-- start of EXERCISE INPUT --
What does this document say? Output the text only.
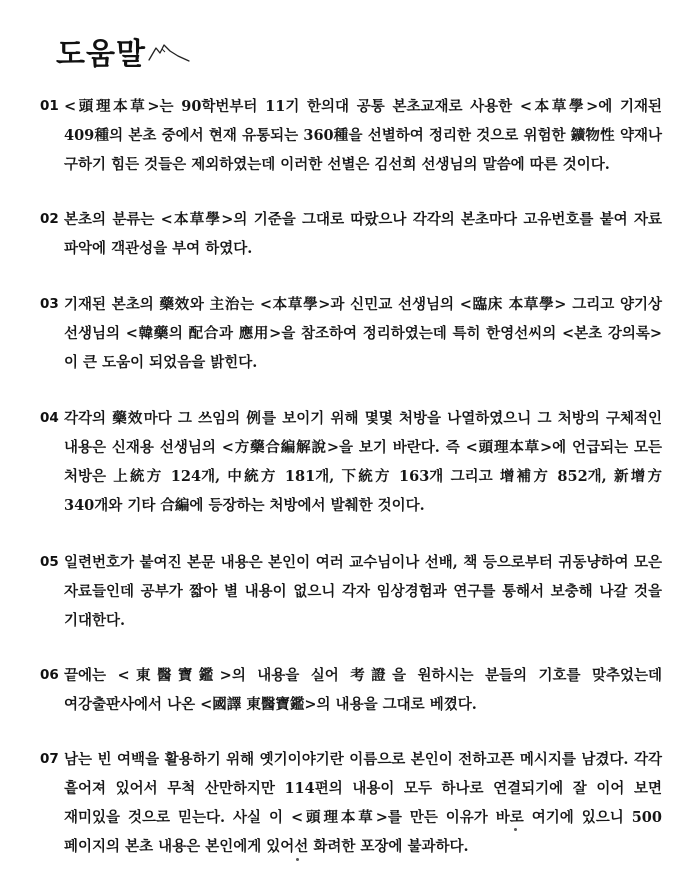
도움말
01 <頭理本草>는 90학번부터 11기 한의대 공통 본초교재로 사용한 <本草學>에 기재된 409種의 본초 중에서 현재 유통되는 360種을 선별하여 정리한 것으로 위험한 鑛物性 약재나 구하기 힘든 것들은 제외하였는데 이러한 선별은 김선희 선생님의 말씀에 따른 것이다.
02 본초의 분류는 <本草學>의 기준을 그대로 따랐으나 각각의 본초마다 고유번호를 붙여 자료 파악에 객관성을 부여 하였다.
03 기재된 본초의 藥效와 主治는 <本草學>과 신민교 선생님의 <臨床 本草學> 그리고 양기상 선생님의 <韓藥의 配合과 應用>을 참조하여 정리하였는데 특히 한영선씨의 <본초 강의록>이 큰 도움이 되었음을 밝힌다.
04 각각의 藥效마다 그 쓰임의 例를 보이기 위해 몇몇 처방을 나열하였으니 그 처방의 구체적인 내용은 신재용 선생님의 <方藥合編解說>을 보기 바란다. 즉 <頭理本草>에 언급되는 모든 처방은 上統方 124개, 中統方 181개, 下統方 163개 그리고 增補方 852개, 新增方 340개와 기타 合編에 등장하는 처방에서 발췌한 것이다.
05 일련번호가 붙여진 본문 내용은 본인이 여러 교수님이나 선배, 책 등으로부터 귀동냥하여 모은 자료들인데 공부가 짧아 별 내용이 없으니 각자 임상경험과 연구를 통해서 보충해 나갈 것을 기대한다.
06 끝에는 <東醫寶鑑>의 내용을 실어 考證을 원하시는 분들의 기호를 맞추었는데 여강출판사에서 나온 <國譯 東醫寶鑑>의 내용을 그대로 베꼈다.
07 남는 빈 여백을 활용하기 위해 옛기이야기란 이름으로 본인이 전하고픈 메시지를 남겼다. 각각 흩어져 있어서 무척 산만하지만 114편의 내용이 모두 하나로 연결되기에 잘 이어 보면 재미있을 것으로 믿는다. 사실 이 <頭理本草>를 만든 이유가 바로 여기에 있으니 500 페이지의 본초 내용은 본인에게 있어선 화려한 포장에 불과하다.
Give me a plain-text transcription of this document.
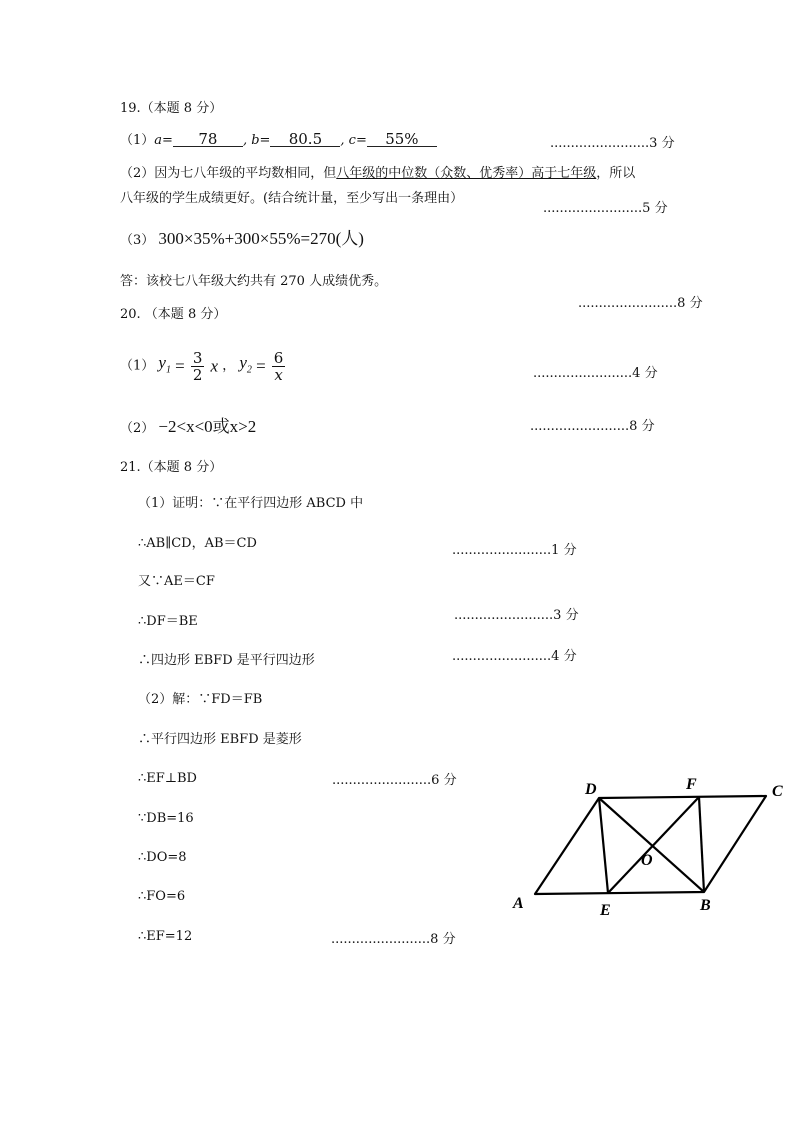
19.（本题 8 分）
（1）a= 78 , b= 80.5 , c= 55%	........................3 分
（2）因为七八年级的平均数相同，但八年级的中位数（众数、优秀率）高于七年级，所以
八年级的学生成绩更好。(结合统计量，至少写出一条理由）
........................5 分
（3） 300×35%+300×55%=270(人)
答：该校七八年级大约共有 270 人成绩优秀。
........................8 分
20. （本题 8 分）
（1） $y_1 = \frac{3}{2}$ x ， $y_2 = \frac{6}{x}$	........................4 分
（2） −2<x<0或x>2	........................8 分
21.（本题 8 分）
（1）证明：∵在平行四边形 ABCD 中
∴AB∥CD，AB＝CD	........................1 分
又∵AE＝CF
∴DF＝BE	........................3 分
∴四边形 EBFD 是平行四边形	........................4 分
（2）解：∵FD＝FB
∴平行四边形 EBFD 是菱形
∴EF⊥BD	........................6 分
∵DB=16
∴DO=8
∴FO=6
∴EF=12	........................8 分
D	F	C
O
A	E	B
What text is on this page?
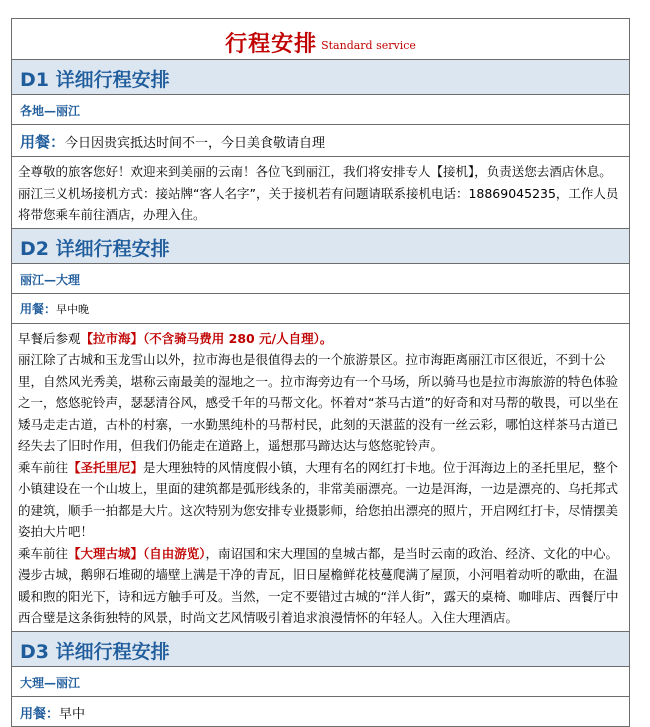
行程安排 $_{Standard service}$
D1 详细行程安排
各地—丽江
用餐：今日因贵宾抵达时间不一，今日美食敬请自理

全尊敬的旅客您好！欢迎来到美丽的云南！各位飞到丽江，我们将安排专人【接机】，负责送您去酒店休息。丽江三义机场接机方式：接站牌“客人名字”，关于接机若有问题请联系接机电话：18869045235，工作人员将带您乘车前往酒店，办理入住。

D2 详细行程安排
丽江—大理
用餐：早中晚

早餐后参观【拉市海】（不含骑马费用 280 元/人自理）。

丽江除了古城和玉龙雪山以外，拉市海也是很值得去的一个旅游景区。拉市海距离丽江市区很近，不到十公里，自然风光秀美，堪称云南最美的湿地之一。拉市海旁边有一个马场，所以骑马也是拉市海旅游的特色体验之一，悠悠驼铃声，瑟瑟清谷风，感受千年的马帮文化。怀着对“茶马古道”的好奇和对马帮的敬畏，可以坐在矮马走走古道，古朴的村寨，一水勤黑纯朴的马帮村民，此刻的天湛蓝的没有一丝云彩，哪怕这样茶马古道已经失去了旧时作用，但我们仍能走在道路上，遥想那马蹄达达与悠悠驼铃声。

乘车前往【圣托里尼】是大理独特的风情度假小镇，大理有名的网红打卡地。位于洱海边上的圣托里尼，整个小镇建设在一个山坡上，里面的建筑都是弧形线条的，非常美丽漂亮。一边是洱海，一边是漂亮的、乌托邦式的建筑，顺手一拍都是大片。这次特别为您安排专业摄影师，给您拍出漂亮的照片，开启网红打卡，尽情摆美姿拍大片吧！

乘车前往【大理古城】（自由游览），南诏国和宋大理国的皇城古都，是当时云南的政治、经济、文化的中心。漫步古城，鹅卵石堆砌的墙壁上满是干净的青瓦，旧日屋檐鲜花枝蔓爬满了屋顶，小河唱着动听的歌曲，在温暖和煦的阳光下，诗和远方触手可及。当然，一定不要错过古城的“洋人街”，露天的桌椅、咖啡店、西餐厅中西合璧是这条街独特的风景，时尚文艺风情吸引着追求浪漫情怀的年轻人。入住大理酒店。

D3 详细行程安排
大理—丽江
用餐：早中
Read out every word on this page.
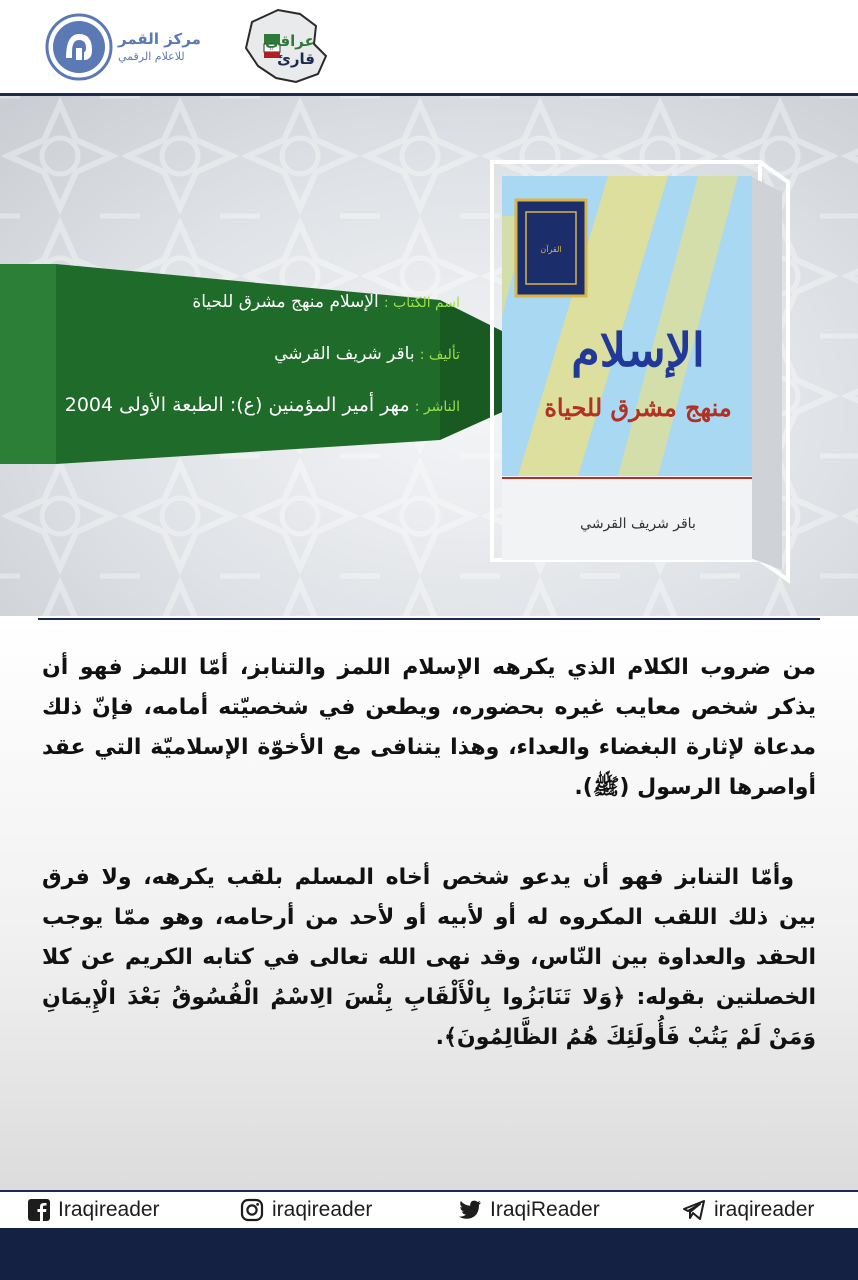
مركز القمر
للاعلام الرقمي
عراقي
قارئ
اسم الكتاب : الإسلام منهج مشرق للحياة
تأليف : باقر شريف القرشي
الناشر : مهر أمير المؤمنين (ع): الطبعة الأولى 2004
القرآن
الإسلام
منهج مشرق للحياة
باقر شريف القرشي
من ضروب الكلام الذي يكرهه الإسلام اللمز والتنابز، أمّا اللمز فهو أن يذكر شخص معايب غيره بحضوره، ويطعن في شخصيّته أمامه، فإنّ ذلك مدعاة لإثارة البغضاء والعداء، وهذا يتنافى مع الأخوّة الإسلاميّة التي عقد أواصرها الرسول (ﷺ).
وأمّا التنابز فهو أن يدعو شخص أخاه المسلم بلقب يكرهه، ولا فرق بين ذلك اللقب المكروه له أو لأبيه أو لأحد من أرحامه، وهو ممّا يوجب الحقد والعداوة بين النّاس، وقد نهى الله تعالى في كتابه الكريم عن كلا الخصلتين بقوله: ﴿وَلا تَنَابَزُوا بِالْأَلْقَابِ بِئْسَ الِاسْمُ الْفُسُوقُ بَعْدَ الْإِيمَانِ وَمَنْ لَمْ يَتُبْ فَأُولَئِكَ هُمُ الظَّالِمُونَ﴾.
Iraqireader	iraqireader	IraqiReader	iraqireader
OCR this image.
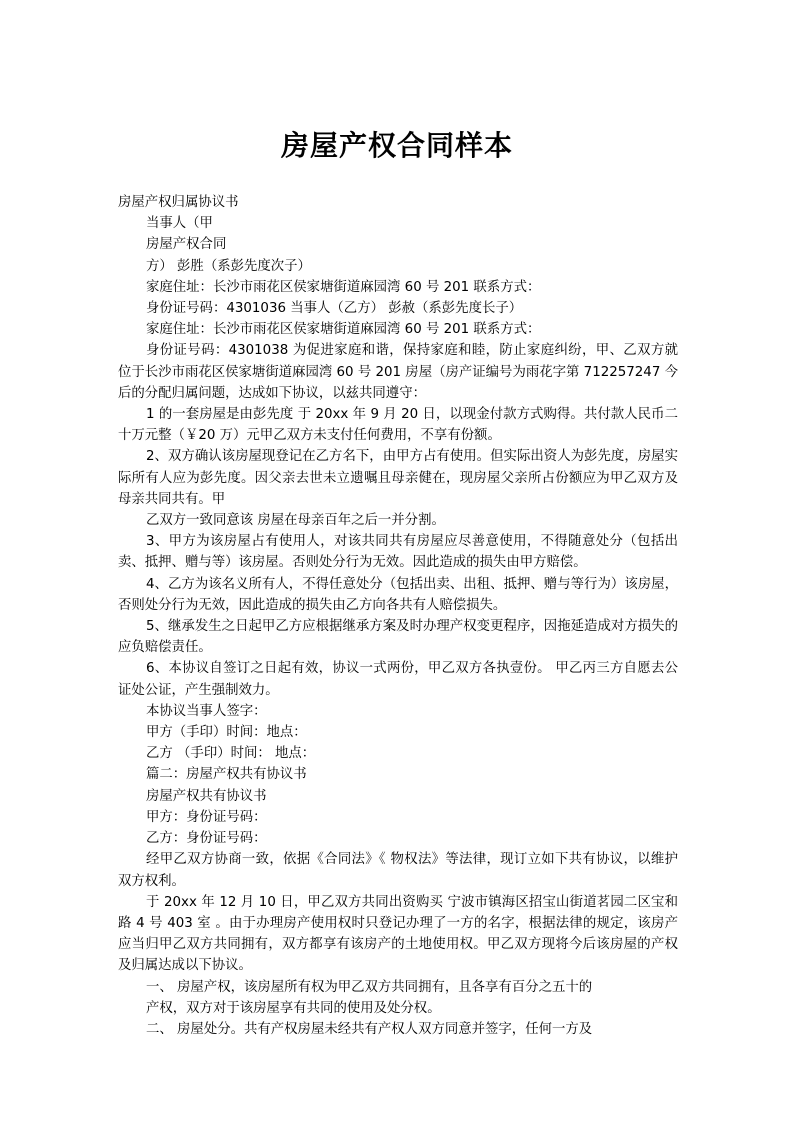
房屋产权合同样本

房屋产权归属协议书

当事人（甲

房屋产权合同

方） 彭胜（系彭先度次子）

家庭住址：长沙市雨花区侯家塘街道麻园湾 60 号 201 联系方式：

身份证号码：4301036 当事人（乙方） 彭赦（系彭先度长子）

家庭住址：长沙市雨花区侯家塘街道麻园湾 60 号 201 联系方式：

身份证号码：4301038 为促进家庭和谐，保持家庭和睦，防止家庭纠纷，甲、乙双方就位于长沙市雨花区侯家塘街道麻园湾 60 号 201 房屋（房产证编号为雨花字第 712257247 今后的分配归属问题，达成如下协议，以兹共同遵守：

1 的一套房屋是由彭先度 于 20xx 年 9 月 20 日，以现金付款方式购得。共付款人民币二十万元整（￥20 万）元甲乙双方未支付任何费用，不享有份额。

2、双方确认该房屋现登记在乙方名下，由甲方占有使用。但实际出资人为彭先度，房屋实际所有人应为彭先度。因父亲去世未立遗嘱且母亲健在，现房屋父亲所占份额应为甲乙双方及母亲共同共有。甲

乙双方一致同意该 房屋在母亲百年之后一并分割。

3、甲方为该房屋占有使用人，对该共同共有房屋应尽善意使用，不得随意处分（包括出卖、抵押、赠与等）该房屋。否则处分行为无效。因此造成的损失由甲方赔偿。

4、乙方为该名义所有人，不得任意处分（包括出卖、出租、抵押、赠与等行为）该房屋，否则处分行为无效，因此造成的损失由乙方向各共有人赔偿损失。

5、继承发生之日起甲乙方应根据继承方案及时办理产权变更程序，因拖延造成对方损失的应负赔偿责任。

6、本协议自签订之日起有效，协议一式两份，甲乙双方各执壹份。 甲乙丙三方自愿去公证处公证，产生强制效力。

本协议当事人签字：

甲方（手印）时间：地点：

乙方 （手印）时间： 地点：

篇二：房屋产权共有协议书

房屋产权共有协议书

甲方：身份证号码：

乙方：身份证号码：

经甲乙双方协商一致，依据《合同法》《 物权法》等法律，现订立如下共有协议，以维护双方权利。

于 20xx 年 12 月 10 日，甲乙双方共同出资购买 宁波市镇海区招宝山街道茗园二区宝和路 4 号 403 室 。由于办理房产使用权时只登记办理了一方的名字，根据法律的规定，该房产应当归甲乙双方共同拥有，双方都享有该房产的土地使用权。甲乙双方现将今后该房屋的产权及归属达成以下协议。

一、 房屋产权，该房屋所有权为甲乙双方共同拥有，且各享有百分之五十的

产权，双方对于该房屋享有共同的使用及处分权。

二、 房屋处分。共有产权房屋未经共有产权人双方同意并签字，任何一方及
-- end of EXERCISE INPUT --
[WHAT TO DO]: Search the material above for "包括出卖". Pull out each line where it shows up.

[TASK SOLUTION]:
3、甲方为该房屋占有使用人，对该共同共有房屋应尽善意使用，不得随意处分（包括出卖、抵押、赠与等）该房屋。否则处分行为无效。因此造成的损失由甲方赔偿。
4、乙方为该名义所有人，不得任意处分（包括出卖、出租、抵押、赠与等行为）该房屋，否则处分行为无效，因此造成的损失由乙方向各共有人赔偿损失。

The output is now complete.